• Work instructions
Copy the data word for word, keeping every line.

• Input records
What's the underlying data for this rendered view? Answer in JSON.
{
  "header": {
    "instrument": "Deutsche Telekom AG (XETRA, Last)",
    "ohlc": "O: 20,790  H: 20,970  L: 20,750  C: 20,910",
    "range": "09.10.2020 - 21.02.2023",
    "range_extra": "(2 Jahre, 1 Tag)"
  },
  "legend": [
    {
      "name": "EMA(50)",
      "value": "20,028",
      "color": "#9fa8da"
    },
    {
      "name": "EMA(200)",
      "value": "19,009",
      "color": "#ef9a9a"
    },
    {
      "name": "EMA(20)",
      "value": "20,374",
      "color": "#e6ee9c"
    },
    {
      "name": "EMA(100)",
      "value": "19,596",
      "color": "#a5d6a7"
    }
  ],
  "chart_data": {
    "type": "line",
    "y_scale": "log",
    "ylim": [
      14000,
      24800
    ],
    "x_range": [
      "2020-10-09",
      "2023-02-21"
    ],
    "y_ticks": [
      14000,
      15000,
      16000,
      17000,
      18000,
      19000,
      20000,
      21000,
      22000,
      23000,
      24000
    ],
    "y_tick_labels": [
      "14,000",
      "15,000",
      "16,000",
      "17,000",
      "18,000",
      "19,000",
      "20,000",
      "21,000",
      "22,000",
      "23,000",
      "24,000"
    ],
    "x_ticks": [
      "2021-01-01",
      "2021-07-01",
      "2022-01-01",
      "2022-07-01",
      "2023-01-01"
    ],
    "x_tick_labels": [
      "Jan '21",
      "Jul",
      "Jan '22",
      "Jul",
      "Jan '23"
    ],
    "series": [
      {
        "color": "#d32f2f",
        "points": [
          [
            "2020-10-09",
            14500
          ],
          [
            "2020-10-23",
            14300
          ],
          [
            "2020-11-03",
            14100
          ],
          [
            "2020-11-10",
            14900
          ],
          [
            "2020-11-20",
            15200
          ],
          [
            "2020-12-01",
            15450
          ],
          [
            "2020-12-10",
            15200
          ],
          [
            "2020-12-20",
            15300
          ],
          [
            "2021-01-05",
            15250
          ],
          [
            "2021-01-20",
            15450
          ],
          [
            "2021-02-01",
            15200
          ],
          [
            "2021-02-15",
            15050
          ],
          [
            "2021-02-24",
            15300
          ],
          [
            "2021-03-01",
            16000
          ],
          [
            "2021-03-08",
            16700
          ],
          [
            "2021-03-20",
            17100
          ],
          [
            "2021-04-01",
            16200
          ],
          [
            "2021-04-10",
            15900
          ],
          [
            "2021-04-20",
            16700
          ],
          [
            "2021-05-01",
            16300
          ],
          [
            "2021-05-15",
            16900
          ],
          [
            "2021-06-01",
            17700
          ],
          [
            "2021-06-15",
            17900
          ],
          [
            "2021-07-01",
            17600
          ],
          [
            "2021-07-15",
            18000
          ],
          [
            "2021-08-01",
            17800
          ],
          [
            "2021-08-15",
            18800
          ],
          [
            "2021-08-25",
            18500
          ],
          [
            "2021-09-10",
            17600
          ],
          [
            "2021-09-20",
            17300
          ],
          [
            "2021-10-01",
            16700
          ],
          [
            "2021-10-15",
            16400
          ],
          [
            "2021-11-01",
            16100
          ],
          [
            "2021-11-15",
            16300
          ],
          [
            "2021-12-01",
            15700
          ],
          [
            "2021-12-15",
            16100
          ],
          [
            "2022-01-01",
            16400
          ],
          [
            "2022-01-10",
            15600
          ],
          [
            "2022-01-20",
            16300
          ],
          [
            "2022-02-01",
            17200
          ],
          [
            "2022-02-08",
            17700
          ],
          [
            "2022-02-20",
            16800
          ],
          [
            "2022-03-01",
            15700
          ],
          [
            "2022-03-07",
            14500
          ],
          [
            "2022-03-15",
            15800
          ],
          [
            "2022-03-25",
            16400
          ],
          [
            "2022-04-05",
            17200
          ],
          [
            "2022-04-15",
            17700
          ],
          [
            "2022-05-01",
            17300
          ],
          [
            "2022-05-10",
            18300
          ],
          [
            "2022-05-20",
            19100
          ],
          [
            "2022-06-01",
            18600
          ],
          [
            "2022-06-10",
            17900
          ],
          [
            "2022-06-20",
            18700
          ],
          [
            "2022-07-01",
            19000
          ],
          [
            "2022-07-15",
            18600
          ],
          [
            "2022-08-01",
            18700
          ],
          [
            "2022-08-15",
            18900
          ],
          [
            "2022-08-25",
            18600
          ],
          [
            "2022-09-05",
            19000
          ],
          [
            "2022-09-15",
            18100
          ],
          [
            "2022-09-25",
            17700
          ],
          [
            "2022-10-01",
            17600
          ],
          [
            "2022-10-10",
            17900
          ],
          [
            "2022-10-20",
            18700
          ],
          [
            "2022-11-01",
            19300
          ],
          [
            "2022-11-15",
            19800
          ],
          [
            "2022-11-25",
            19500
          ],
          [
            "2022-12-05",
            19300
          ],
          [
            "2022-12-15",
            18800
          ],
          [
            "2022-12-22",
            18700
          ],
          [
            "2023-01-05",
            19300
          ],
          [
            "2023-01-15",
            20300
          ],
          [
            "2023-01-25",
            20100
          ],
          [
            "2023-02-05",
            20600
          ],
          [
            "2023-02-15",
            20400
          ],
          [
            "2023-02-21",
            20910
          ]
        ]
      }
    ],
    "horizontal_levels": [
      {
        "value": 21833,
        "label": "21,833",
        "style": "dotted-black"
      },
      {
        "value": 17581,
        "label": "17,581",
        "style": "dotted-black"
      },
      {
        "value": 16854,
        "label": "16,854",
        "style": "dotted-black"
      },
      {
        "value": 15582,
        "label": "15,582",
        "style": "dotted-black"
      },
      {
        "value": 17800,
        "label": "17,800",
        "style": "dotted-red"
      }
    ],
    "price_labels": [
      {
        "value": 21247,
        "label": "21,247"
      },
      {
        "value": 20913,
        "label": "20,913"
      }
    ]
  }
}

• Result
What's the underlying data for this rendered view? Answer in JSON.
{
  "header": {
    "instrument": "Deutsche Telekom AG (XETRA, Last)",
    "ohlc": "O: 20,790  H: 20,970  L: 20,750  C: 20,910",
    "range": "09.10.2020 - 21.02.2023",
    "range_extra": "(2 Jahre, 1 Tag)"
  },
  "legend": [
    {
      "name": "EMA(50)",
      "value": "20,028",
      "color": "#9fa8da"
    },
    {
      "name": "EMA(200)",
      "value": "19,009",
      "color": "#ef9a9a"
    },
    {
      "name": "EMA(20)",
      "value": "20,374",
      "color": "#e6ee9c"
    },
    {
      "name": "EMA(100)",
      "value": "19,596",
      "color": "#a5d6a7"
    }
  ],
  "chart_data": {
    "type": "line",
    "y_scale": "log",
    "ylim": [
      14000,
      24800
    ],
    "x_range": [
      "2020-10-09",
      "2023-02-21"
    ],
    "y_ticks": [
      14000,
      15000,
      16000,
      17000,
      18000,
      19000,
      20000,
      21000,
      22000,
      23000,
      24000
    ],
    "y_tick_labels": [
      "14,000",
      "15,000",
      "16,000",
      "17,000",
      "18,000",
      "19,000",
      "20,000",
      "21,000",
      "22,000",
      "23,000",
      "24,000"
    ],
    "x_ticks": [
      "2021-01-01",
      "2021-07-01",
      "2022-01-01",
      "2022-07-01",
      "2023-01-01"
    ],
    "x_tick_labels": [
      "Jan '21",
      "Jul",
      "Jan '22",
      "Jul",
      "Jan '23"
    ],
    "series": [
      {
        "color": "#d32f2f",
        "points": [
          [
            "2020-10-09",
            14500
          ],
          [
            "2020-10-23",
            14300
          ],
          [
            "2020-11-03",
            14100
          ],
          [
            "2020-11-10",
            14900
          ],
          [
            "2020-11-20",
            15200
          ],
          [
            "2020-12-01",
            15450
          ],
          [
            "2020-12-10",
            15200
          ],
          [
            "2020-12-20",
            15300
          ],
          [
            "2021-01-05",
            15250
          ],
          [
            "2021-01-20",
            15450
          ],
          [
            "2021-02-01",
            15200
          ],
          [
            "2021-02-15",
            15050
          ],
          [
            "2021-02-24",
            15300
          ],
          [
            "2021-03-01",
            16000
          ],
          [
            "2021-03-08",
            16700
          ],
          [
            "2021-03-20",
            17100
          ],
          [
            "2021-04-01",
            16200
          ],
          [
            "2021-04-10",
            15900
          ],
          [
            "2021-04-20",
            16700
          ],
          [
            "2021-05-01",
            16300
          ],
          [
            "2021-05-15",
            16900
          ],
          [
            "2021-06-01",
            17700
          ],
          [
            "2021-06-15",
            17900
          ],
          [
            "2021-07-01",
            17600
          ],
          [
            "2021-07-15",
            18000
          ],
          [
            "2021-08-01",
            17800
          ],
          [
            "2021-08-15",
            18800
          ],
          [
            "2021-08-25",
            18500
          ],
          [
            "2021-09-10",
            17600
          ],
          [
            "2021-09-20",
            17300
          ],
          [
            "2021-10-01",
            16700
          ],
          [
            "2021-10-15",
            16400
          ],
          [
            "2021-11-01",
            16100
          ],
          [
            "2021-11-15",
            16300
          ],
          [
            "2021-12-01",
            15700
          ],
          [
            "2021-12-15",
            16100
          ],
          [
            "2022-01-01",
            16400
          ],
          [
            "2022-01-10",
            15600
          ],
          [
            "2022-01-20",
            16300
          ],
          [
            "2022-02-01",
            17200
          ],
          [
            "2022-02-08",
            17700
          ],
          [
            "2022-02-20",
            16800
          ],
          [
            "2022-03-01",
            15700
          ],
          [
            "2022-03-07",
            14500
          ],
          [
            "2022-03-15",
            15800
          ],
          [
            "2022-03-25",
            16400
          ],
          [
            "2022-04-05",
            17200
          ],
          [
            "2022-04-15",
            17700
          ],
          [
            "2022-05-01",
            17300
          ],
          [
            "2022-05-10",
            18300
          ],
          [
            "2022-05-20",
            19100
          ],
          [
            "2022-06-01",
            18600
          ],
          [
            "2022-06-10",
            17900
          ],
          [
            "2022-06-20",
            18700
          ],
          [
            "2022-07-01",
            19000
          ],
          [
            "2022-07-15",
            18600
          ],
          [
            "2022-08-01",
            18700
          ],
          [
            "2022-08-15",
            18900
          ],
          [
            "2022-08-25",
            18600
          ],
          [
            "2022-09-05",
            19000
          ],
          [
            "2022-09-15",
            18100
          ],
          [
            "2022-09-25",
            17700
          ],
          [
            "2022-10-01",
            17600
          ],
          [
            "2022-10-10",
            17900
          ],
          [
            "2022-10-20",
            18700
          ],
          [
            "2022-11-01",
            19300
          ],
          [
            "2022-11-15",
            19800
          ],
          [
            "2022-11-25",
            19500
          ],
          [
            "2022-12-05",
            19300
          ],
          [
            "2022-12-15",
            18800
          ],
          [
            "2022-12-22",
            18700
          ],
          [
            "2023-01-05",
            19300
          ],
          [
            "2023-01-15",
            20300
          ],
          [
            "2023-01-25",
            20100
          ],
          [
            "2023-02-05",
            20600
          ],
          [
            "2023-02-15",
            20400
          ],
          [
            "2023-02-21",
            20910
          ]
        ]
      }
    ],
    "horizontal_levels": [
      {
        "value": 21833,
        "label": "21,833",
        "style": "dotted-black"
      },
      {
        "value": 17581,
        "label": "17,581",
        "style": "dotted-black"
      },
      {
        "value": 16854,
        "label": "16,854",
        "style": "dotted-black"
      },
      {
        "value": 15582,
        "label": "15,582",
        "style": "dotted-black"
      },
      {
        "value": 17800,
        "label": "17,800",
        "style": "dotted-red"
      }
    ],
    "price_labels": [
      {
        "value": 21247,
        "label": "21,247"
      },
      {
        "value": 20913,
        "label": "20,913"
      }
    ]
  }
}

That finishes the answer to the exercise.